* ÉNONCÉ 1
Reproduisez sans aucune modification les lignes du listing allant de celle qui contient « minimize-button[interactable] <box>656 4 » à celle qui contient « maximize-button[interactable] <box>676 4 », ces deux lignes comprises.

* DOCUMENT SOURCE
Bonjour Bintou (cette fois-ci, j'ai bien prononcé ton prénom)
Tu n'as pas tort. Voici un texte qui corrobore pleinement les dires de la philosophe-athlète que tu es :
Le libre arbitre
La notion de libre arbitre, synonyme de liberté, désigne le pouvoir de choisir de façon absolue, c’est à dire d’être à l’origine de ses actes. Autrement dit un sujet libre est sensé pouvoir choisir de lui-même ce qu’il choisit, sans être poussé à l’avance d’un coté ou d’un autre par quelque influence ou cause que ce soit. Le libre arbitre suppose un certain contrôle de la part de l’agent : contrôle sur ses actions mais aussi sur les pensées et les émotions à partir desquelles il va se décider d’agir - contrôle qui suppose aussi la capacité de s’abstenir. D’autre part, l’exercice du libre arbitre suppose des conditions objectives : que les termes du choix soient des possibilités réelles. Pour que je puisse choisir entreA etB (ou même pour que je puisse m’abstenir de choisir (possibilité C)), il faut qu’A, B et C soient également possibles.
Sur quoi repose la notion de libre arbitre ? Deux points de vue s’opposent ici qui traversent toute l’histoire de la philosophie à travers bien des dénominations et des variantes différentes, opposition que nous essaierons de résumer comme étant celle entre le point de vue de la première personne et celui de la troisième personne.

* ÉNONCÉ 2
Répondez brièvement aux questions suivantes sur le texte consacré au libre arbitre.
(a) De quoi la notion de libre arbitre est-elle synonyme ?
(b) Outre le contrôle de ses actions, de ses pensées et de ses émotions, quelle capacité le contrôle de l'agent suppose-t-il aussi ?
(c) Entre quels deux points de vue l'opposition qui traverse l'histoire de la philosophie est-elle résumée ?

* ENTRÉES DE L'EXERCICE
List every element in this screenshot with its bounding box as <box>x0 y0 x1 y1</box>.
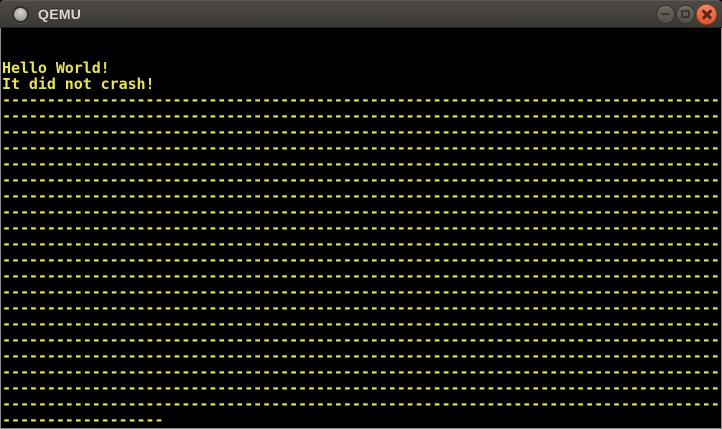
minimize-button[interactable] <box>656 4 675 24</box>
window-controls <box>656 3 717 25</box>
titlebar[interactable]: QEMU <box>0 0 722 28</box>
close-button[interactable] <box>696 3 717 25</box>
vga-screen[interactable]: Hello World! It did not crash! ---------… <box>1 28 721 428</box>
guest-display-frame: Hello World! It did not crash! ---------… <box>0 28 722 429</box>
window-icon <box>12 5 29 23</box>
window-title: QEMU <box>38 6 82 22</box>
maximize-button[interactable] <box>676 4 695 24</box>
cross-icon <box>701 8 713 20</box>
minus-icon <box>661 12 670 16</box>
square-icon <box>681 10 690 18</box>
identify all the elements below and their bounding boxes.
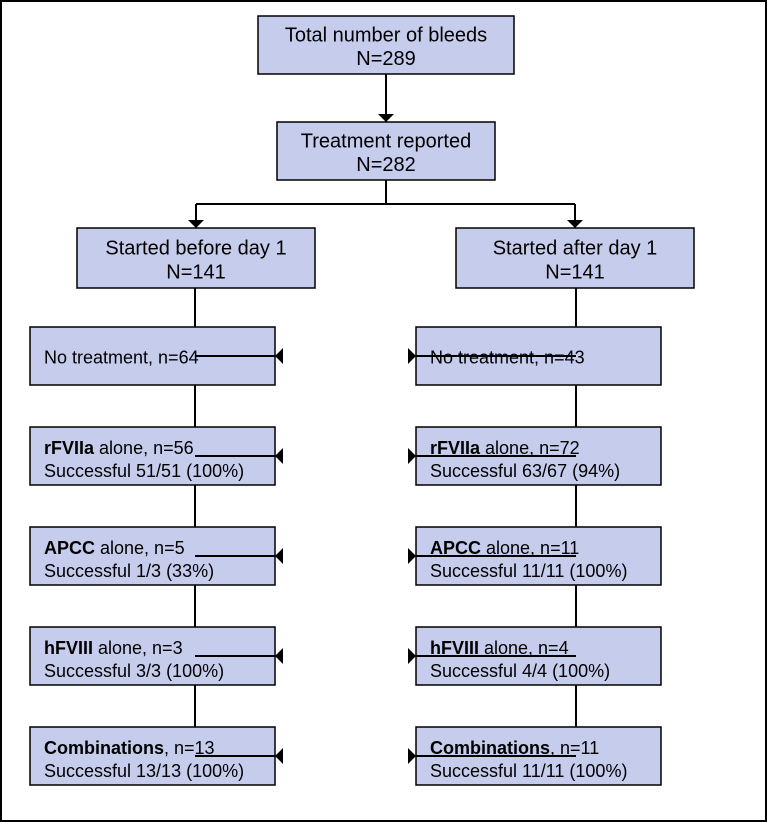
left-leaf-2-line1: APCC alone, n=5 — [44, 538, 185, 558]
right-leaf-3-line2: Successful 4/4 (100%) — [430, 661, 610, 681]
flowchart-frame: { "type": "flowchart", "canvas": { "widt… — [0, 0, 767, 822]
left-leaf-1-line2: Successful 51/51 (100%) — [44, 461, 244, 481]
left-leaf-1-line1: rFVIIa alone, n=56 — [44, 438, 194, 458]
left-leaf-3-line2: Successful 3/3 (100%) — [44, 661, 224, 681]
right-arrowhead-4 — [408, 748, 416, 764]
left-arrowhead-3 — [275, 648, 283, 664]
right-leaf-3-line1: hFVIII alone, n=4 — [430, 638, 569, 658]
node-after-line2: N=141 — [545, 261, 605, 283]
right-leaf-1-line1: rFVIIa alone, n=72 — [430, 438, 580, 458]
left-leaf-4-line2: Successful 13/13 (100%) — [44, 761, 244, 781]
flowchart-svg: Total number of bleedsN=289 Treatment rep… — [2, 2, 767, 822]
right-arrowhead-2 — [408, 548, 416, 564]
left-leaf-3-line1: hFVIII alone, n=3 — [44, 638, 183, 658]
right-arrowhead-1 — [408, 448, 416, 464]
left-arrowhead-4 — [275, 748, 283, 764]
right-leaf-2-line2: Successful 11/11 (100%) — [430, 561, 627, 581]
node-total-line1: Total number of bleeds — [285, 25, 487, 47]
left-arrowhead-2 — [275, 548, 283, 564]
arrowhead-left-branch — [188, 220, 204, 228]
left-arrowhead-1 — [275, 448, 283, 464]
left-leaf-4-line1: Combinations, n=13 — [44, 738, 215, 758]
left-leaf-0-line1: No treatment, n=64 — [44, 348, 199, 368]
right-arrowhead-0 — [408, 348, 416, 364]
right-leaf-4-line1: Combinations, n=11 — [430, 738, 599, 758]
right-leaf-0-line1: No treatment, n=43 — [430, 348, 585, 368]
node-before-line1: Started before day 1 — [105, 237, 286, 259]
right-leaf-4-line2: Successful 11/11 (100%) — [430, 761, 627, 781]
left-arrowhead-0 — [275, 348, 283, 364]
right-arrowhead-3 — [408, 648, 416, 664]
node-total-line2: N=289 — [356, 48, 416, 70]
arrowhead-total-reported — [378, 114, 394, 122]
node-reported-line1: Treatment reported — [301, 131, 471, 153]
arrowhead-right-branch — [567, 220, 583, 228]
left-leaf-2-line2: Successful 1/3 (33%) — [44, 561, 214, 581]
node-after-line1: Started after day 1 — [493, 237, 658, 259]
node-before-line2: N=141 — [166, 261, 226, 283]
right-leaf-1-line2: Successful 63/67 (94%) — [430, 461, 620, 481]
node-reported-line2: N=282 — [356, 154, 416, 176]
right-leaf-2-line1: APCC alone, n=11 — [430, 538, 579, 558]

* RÉSULTAT ATTENDU 1
minimize-button[interactable] <box>656 4 675 24</box>
window-controls <box>656 3 717 25</box>
titlebar[interactable]: QEMU <box>0 0 722 28</box>
close-button[interactable] <box>696 3 717 25</box>
vga-screen[interactable]: Hello World! It did not crash! ---------… <box>1 28 721 428</box>
guest-display-frame: Hello World! It did not crash! ---------… <box>0 28 722 429</box>
window-icon <box>12 5 29 23</box>
window-title: QEMU <box>38 6 82 22</box>
maximize-button[interactable] <box>676 4 695 24</box>

* RÉSULTAT ATTENDU 2
(a) De la liberté.
(b) La capacité de s'abstenir.
(c) Entre le point de vue de la première personne et celui de la troisième personne.